:: What needs to be done ::
What follows is a set of entries. Repeat them exactly, but not their pictures.

:: Raw records ::
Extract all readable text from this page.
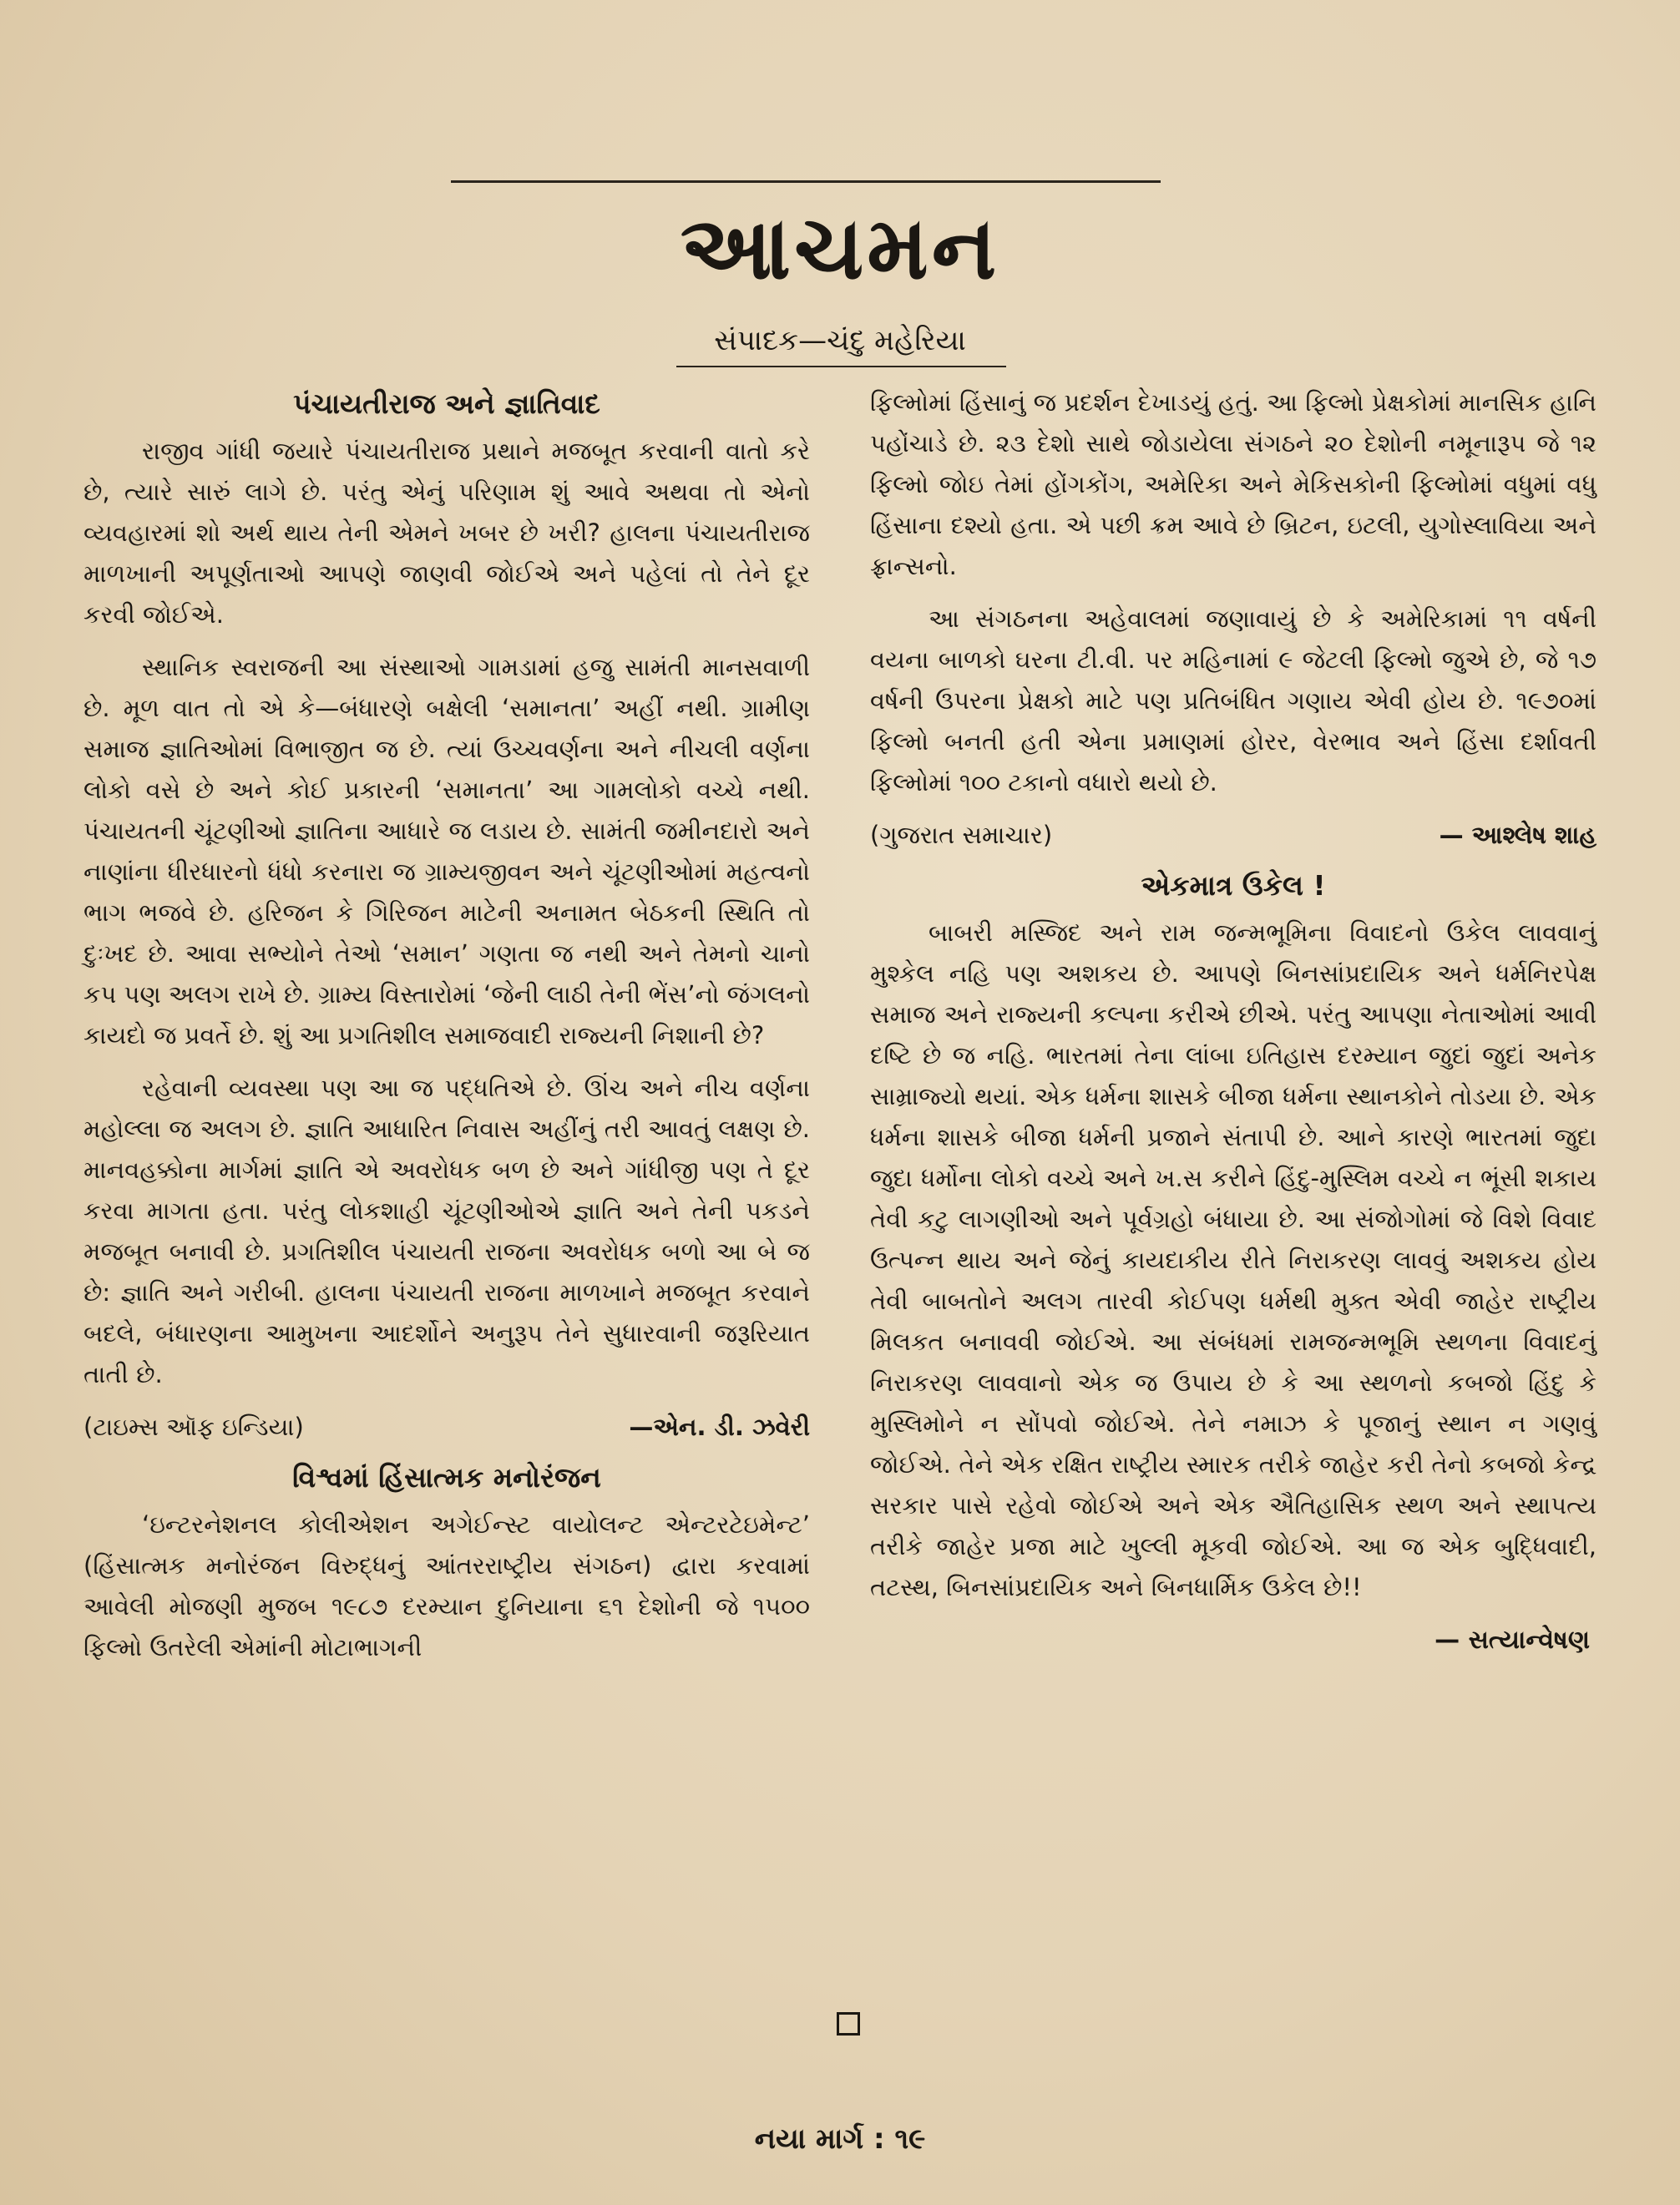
આચમન
સંપાદક—ચંદુ મહેરિયા
પંચાયતીરાજ અને જ્ઞાતિવાદ

રાજીવ ગાંધી જયારે પંચાયતીરાજ પ્રથાને મજબૂત કરવાની વાતો કરે છે, ત્યારે સારું લાગે છે. પરંતુ એનું પરિણામ શું આવે અથવા તો એનો વ્યવહારમાં શો અર્થ થાય તેની એમને ખબર છે ખરી? હાલના પંચાયતીરાજ માળખાની અપૂર્ણતાઓ આપણે જાણવી જોઈએ અને પહેલાં તો તેને દૂર કરવી જોઈએ.

સ્થાનિક સ્વરાજની આ સંસ્થાઓ ગામડામાં હજુ સામંતી માનસવાળી છે. મૂળ વાત તો એ કે—બંધારણે બક્ષેલી ‘સમાનતા’ અહીં નથી. ગ્રામીણ સમાજ જ્ઞાતિઓમાં વિભાજીત જ છે. ત્યાં ઉચ્ચવર્ણના અને નીચલી વર્ણના લોકો વસે છે અને કોઈ પ્રકારની ‘સમાનતા’ આ ગામલોકો વચ્ચે નથી. પંચાયતની ચૂંટણીઓ જ્ઞાતિના આધારે જ લડાય છે. સામંતી જમીનદારો અને નાણાંના ધીરધારનો ધંધો કરનારા જ ગ્રામ્યજીવન અને ચૂંટણીઓમાં મહત્વનો ભાગ ભજવે છે. હરિજન કે ગિરિજન માટેની અનામત બેઠકની સ્થિતિ તો દુઃખદ છે. આવા સભ્યોને તેઓ ‘સમાન’ ગણતા જ નથી અને તેમનો ચાનો કપ પણ અલગ રાખે છે. ગ્રામ્ય વિસ્તારોમાં ‘જેની લાઠી તેની ભેંસ’નો જંગલનો કાયદો જ પ્રવર્તે છે. શું આ પ્રગતિશીલ સમાજવાદી રાજ્યની નિશાની છે?

રહેવાની વ્યવસ્થા પણ આ જ પદ્ધતિએ છે. ઊંચ અને નીચ વર્ણના મહોલ્લા જ અલગ છે. જ્ઞાતિ આધારિત નિવાસ અહીંનું તરી આવતું લક્ષણ છે. માનવહક્કોના માર્ગમાં જ્ઞાતિ એ અવરોધક બળ છે અને ગાંધીજી પણ તે દૂર કરવા માગતા હતા. પરંતુ લોકશાહી ચૂંટણીઓએ જ્ઞાતિ અને તેની પકડને મજબૂત બનાવી છે. પ્રગતિશીલ પંચાયતી રાજના અવરોધક બળો આ બે જ છે: જ્ઞાતિ અને ગરીબી. હાલના પંચાયતી રાજના માળખાને મજબૂત કરવાને બદલે, બંધારણના આમુખના આદર્શોને અનુરૂપ તેને સુધારવાની જરૂરિયાત તાતી છે.

(ટાઇમ્સ ઑફ ઇન્ડિયા)	—એન. ડી. ઝવેરી
વિશ્વમાં હિંસાત્મક મનોરંજન

‘ઇન્ટરનેશનલ કોલીએશન અગેઈન્સ્ટ વાયોલન્ટ એન્ટરટેઇમેન્ટ’ (હિંસાત્મક મનોરંજન વિરુદ્ધનું આંતરરાષ્ટ્રીય સંગઠન) દ્વારા કરવામાં આવેલી મોજણી મુજબ ૧૯૮૭ દરમ્યાન દુનિયાના ૬૧ દેશોની જે ૧૫૦૦ ફિલ્મો ઉતરેલી એમાંની મોટાભાગની

ફિલ્મોમાં હિંસાનું જ પ્રદર્શન દેખાડયું હતું. આ ફિલ્મો પ્રેક્ષકોમાં માનસિક હાનિ પહોંચાડે છે. ૨૩ દેશો સાથે જોડાયેલા સંગઠને ૨૦ દેશોની નમૂનારૂપ જે ૧૨ ફિલ્મો જોઇ તેમાં હોંગકોંગ, અમેરિકા અને મેકિસકોની ફિલ્મોમાં વધુમાં વધુ હિંસાના દશ્યો હતા. એ પછી ક્રમ આવે છે બ્રિટન, ઇટલી, યુગોસ્લાવિયા અને ફ્રાન્સનો.

આ સંગઠનના અહેવાલમાં જણાવાયું છે કે અમેરિકામાં ૧૧ વર્ષની વયના બાળકો ઘરના ટી.વી. પર મહિનામાં ૯ જેટલી ફિલ્મો જુએ છે, જે ૧૭ વર્ષની ઉપરના પ્રેક્ષકો માટે પણ પ્રતિબંધિત ગણાય એવી હોય છે. ૧૯૭૦માં ફિલ્મો બનતી હતી એના પ્રમાણમાં હોરર, વેરભાવ અને હિંસા દર્શાવતી ફિલ્મોમાં ૧૦૦ ટકાનો વધારો થયો છે.

(ગુજરાત સમાચાર)	— આશ્લેષ શાહ
એકમાત્ર ઉકેલ !

બાબરી મસ્જિદ અને રામ જન્મભૂમિના વિવાદનો ઉકેલ લાવવાનું મુશ્કેલ નહિ પણ અશકય છે. આપણે બિનસાંપ્રદાયિક અને ધર્મનિરપેક્ષ સમાજ અને રાજ્યની કલ્પના કરીએ છીએ. પરંતુ આપણા નેતાઓમાં આવી દષ્ટિ છે જ નહિ. ભારતમાં તેના લાંબા ઇતિહાસ દરમ્યાન જુદાં જુદાં અનેક સામ્રાજ્યો થયાં. એક ધર્મના શાસકે બીજા ધર્મના સ્થાનકોને તોડયા છે. એક ધર્મના શાસકે બીજા ધર્મની પ્રજાને સંતાપી છે. આને કારણે ભારતમાં જુદા જુદા ધર્મોના લોકો વચ્ચે અને ખ.સ કરીને હિંદુ-મુસ્લિમ વચ્ચે ન ભૂંસી શકાય તેવી કટુ લાગણીઓ અને પૂર્વગ્રહો બંધાયા છે. આ સંજોગોમાં જે વિશે વિવાદ ઉત્પન્ન થાય અને જેનું કાયદાકીય રીતે નિરાકરણ લાવવું અશકય હોય તેવી બાબતોને અલગ તારવી કોઈપણ ધર્મથી મુક્ત એવી જાહેર રાષ્ટ્રીય મિલકત બનાવવી જોઈએ. આ સંબંધમાં રામજન્મભૂમિ સ્થળના વિવાદનું નિરાકરણ લાવવાનો એક જ ઉપાય છે કે આ સ્થળનો કબજો હિંદુ કે મુસ્લિમોને ન સોંપવો જોઈએ. તેને નમાઝ કે પૂજાનું સ્થાન ન ગણવું જોઈએ. તેને એક રક્ષિત રાષ્ટ્રીય સ્મારક તરીકે જાહેર કરી તેનો કબજો કેન્દ્ર સરકાર પાસે રહેવો જોઈએ અને એક ઐતિહાસિક સ્થળ અને સ્થાપત્ય તરીકે જાહેર પ્રજા માટે ખુલ્લી મૂકવી જોઈએ. આ જ એક બુદ્ધિવાદી, તટસ્થ, બિનસાંપ્રદાયિક અને બિનધાર્મિક ઉકેલ છે!!

— સત્યાન્વેષણ
નયા માર્ગ : ૧૯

:: Reply ::
Extract all readable text from this page.
આચમન
સંપાદક—ચંદુ મહેરિયા
પંચાયતીરાજ અને જ્ઞાતિવાદ

રાજીવ ગાંધી જયારે પંચાયતીરાજ પ્રથાને મજબૂત કરવાની વાતો કરે છે, ત્યારે સારું લાગે છે. પરંતુ એનું પરિણામ શું આવે અથવા તો એનો વ્યવહારમાં શો અર્થ થાય તેની એમને ખબર છે ખરી? હાલના પંચાયતીરાજ માળખાની અપૂર્ણતાઓ આપણે જાણવી જોઈએ અને પહેલાં તો તેને દૂર કરવી જોઈએ.

સ્થાનિક સ્વરાજની આ સંસ્થાઓ ગામડામાં હજુ સામંતી માનસવાળી છે. મૂળ વાત તો એ કે—બંધારણે બક્ષેલી ‘સમાનતા’ અહીં નથી. ગ્રામીણ સમાજ જ્ઞાતિઓમાં વિભાજીત જ છે. ત્યાં ઉચ્ચવર્ણના અને નીચલી વર્ણના લોકો વસે છે અને કોઈ પ્રકારની ‘સમાનતા’ આ ગામલોકો વચ્ચે નથી. પંચાયતની ચૂંટણીઓ જ્ઞાતિના આધારે જ લડાય છે. સામંતી જમીનદારો અને નાણાંના ધીરધારનો ધંધો કરનારા જ ગ્રામ્યજીવન અને ચૂંટણીઓમાં મહત્વનો ભાગ ભજવે છે. હરિજન કે ગિરિજન માટેની અનામત બેઠકની સ્થિતિ તો દુઃખદ છે. આવા સભ્યોને તેઓ ‘સમાન’ ગણતા જ નથી અને તેમનો ચાનો કપ પણ અલગ રાખે છે. ગ્રામ્ય વિસ્તારોમાં ‘જેની લાઠી તેની ભેંસ’નો જંગલનો કાયદો જ પ્રવર્તે છે. શું આ પ્રગતિશીલ સમાજવાદી રાજ્યની નિશાની છે?

રહેવાની વ્યવસ્થા પણ આ જ પદ્ધતિએ છે. ઊંચ અને નીચ વર્ણના મહોલ્લા જ અલગ છે. જ્ઞાતિ આધારિત નિવાસ અહીંનું તરી આવતું લક્ષણ છે. માનવહક્કોના માર્ગમાં જ્ઞાતિ એ અવરોધક બળ છે અને ગાંધીજી પણ તે દૂર કરવા માગતા હતા. પરંતુ લોકશાહી ચૂંટણીઓએ જ્ઞાતિ અને તેની પકડને મજબૂત બનાવી છે. પ્રગતિશીલ પંચાયતી રાજના અવરોધક બળો આ બે જ છે: જ્ઞાતિ અને ગરીબી. હાલના પંચાયતી રાજના માળખાને મજબૂત કરવાને બદલે, બંધારણના આમુખના આદર્શોને અનુરૂપ તેને સુધારવાની જરૂરિયાત તાતી છે.

(ટાઇમ્સ ઑફ ઇન્ડિયા)	—એન. ડી. ઝવેરી
વિશ્વમાં હિંસાત્મક મનોરંજન

‘ઇન્ટરનેશનલ કોલીએશન અગેઈન્સ્ટ વાયોલન્ટ એન્ટરટેઇમેન્ટ’ (હિંસાત્મક મનોરંજન વિરુદ્ધનું આંતરરાષ્ટ્રીય સંગઠન) દ્વારા કરવામાં આવેલી મોજણી મુજબ ૧૯૮૭ દરમ્યાન દુનિયાના ૬૧ દેશોની જે ૧૫૦૦ ફિલ્મો ઉતરેલી એમાંની મોટાભાગની

ફિલ્મોમાં હિંસાનું જ પ્રદર્શન દેખાડયું હતું. આ ફિલ્મો પ્રેક્ષકોમાં માનસિક હાનિ પહોંચાડે છે. ૨૩ દેશો સાથે જોડાયેલા સંગઠને ૨૦ દેશોની નમૂનારૂપ જે ૧૨ ફિલ્મો જોઇ તેમાં હોંગકોંગ, અમેરિકા અને મેકિસકોની ફિલ્મોમાં વધુમાં વધુ હિંસાના દશ્યો હતા. એ પછી ક્રમ આવે છે બ્રિટન, ઇટલી, યુગોસ્લાવિયા અને ફ્રાન્સનો.

આ સંગઠનના અહેવાલમાં જણાવાયું છે કે અમેરિકામાં ૧૧ વર્ષની વયના બાળકો ઘરના ટી.વી. પર મહિનામાં ૯ જેટલી ફિલ્મો જુએ છે, જે ૧૭ વર્ષની ઉપરના પ્રેક્ષકો માટે પણ પ્રતિબંધિત ગણાય એવી હોય છે. ૧૯૭૦માં ફિલ્મો બનતી હતી એના પ્રમાણમાં હોરર, વેરભાવ અને હિંસા દર્શાવતી ફિલ્મોમાં ૧૦૦ ટકાનો વધારો થયો છે.

(ગુજરાત સમાચાર)	— આશ્લેષ શાહ
એકમાત્ર ઉકેલ !

બાબરી મસ્જિદ અને રામ જન્મભૂમિના વિવાદનો ઉકેલ લાવવાનું મુશ્કેલ નહિ પણ અશકય છે. આપણે બિનસાંપ્રદાયિક અને ધર્મનિરપેક્ષ સમાજ અને રાજ્યની કલ્પના કરીએ છીએ. પરંતુ આપણા નેતાઓમાં આવી દષ્ટિ છે જ નહિ. ભારતમાં તેના લાંબા ઇતિહાસ દરમ્યાન જુદાં જુદાં અનેક સામ્રાજ્યો થયાં. એક ધર્મના શાસકે બીજા ધર્મના સ્થાનકોને તોડયા છે. એક ધર્મના શાસકે બીજા ધર્મની પ્રજાને સંતાપી છે. આને કારણે ભારતમાં જુદા જુદા ધર્મોના લોકો વચ્ચે અને ખ.સ કરીને હિંદુ-મુસ્લિમ વચ્ચે ન ભૂંસી શકાય તેવી કટુ લાગણીઓ અને પૂર્વગ્રહો બંધાયા છે. આ સંજોગોમાં જે વિશે વિવાદ ઉત્પન્ન થાય અને જેનું કાયદાકીય રીતે નિરાકરણ લાવવું અશકય હોય તેવી બાબતોને અલગ તારવી કોઈપણ ધર્મથી મુક્ત એવી જાહેર રાષ્ટ્રીય મિલકત બનાવવી જોઈએ. આ સંબંધમાં રામજન્મભૂમિ સ્થળના વિવાદનું નિરાકરણ લાવવાનો એક જ ઉપાય છે કે આ સ્થળનો કબજો હિંદુ કે મુસ્લિમોને ન સોંપવો જોઈએ. તેને નમાઝ કે પૂજાનું સ્થાન ન ગણવું જોઈએ. તેને એક રક્ષિત રાષ્ટ્રીય સ્મારક તરીકે જાહેર કરી તેનો કબજો કેન્દ્ર સરકાર પાસે રહેવો જોઈએ અને એક ઐતિહાસિક સ્થળ અને સ્થાપત્ય તરીકે જાહેર પ્રજા માટે ખુલ્લી મૂકવી જોઈએ. આ જ એક બુદ્ધિવાદી, તટસ્થ, બિનસાંપ્રદાયિક અને બિનધાર્મિક ઉકેલ છે!!

— સત્યાન્વેષણ
નયા માર્ગ : ૧૯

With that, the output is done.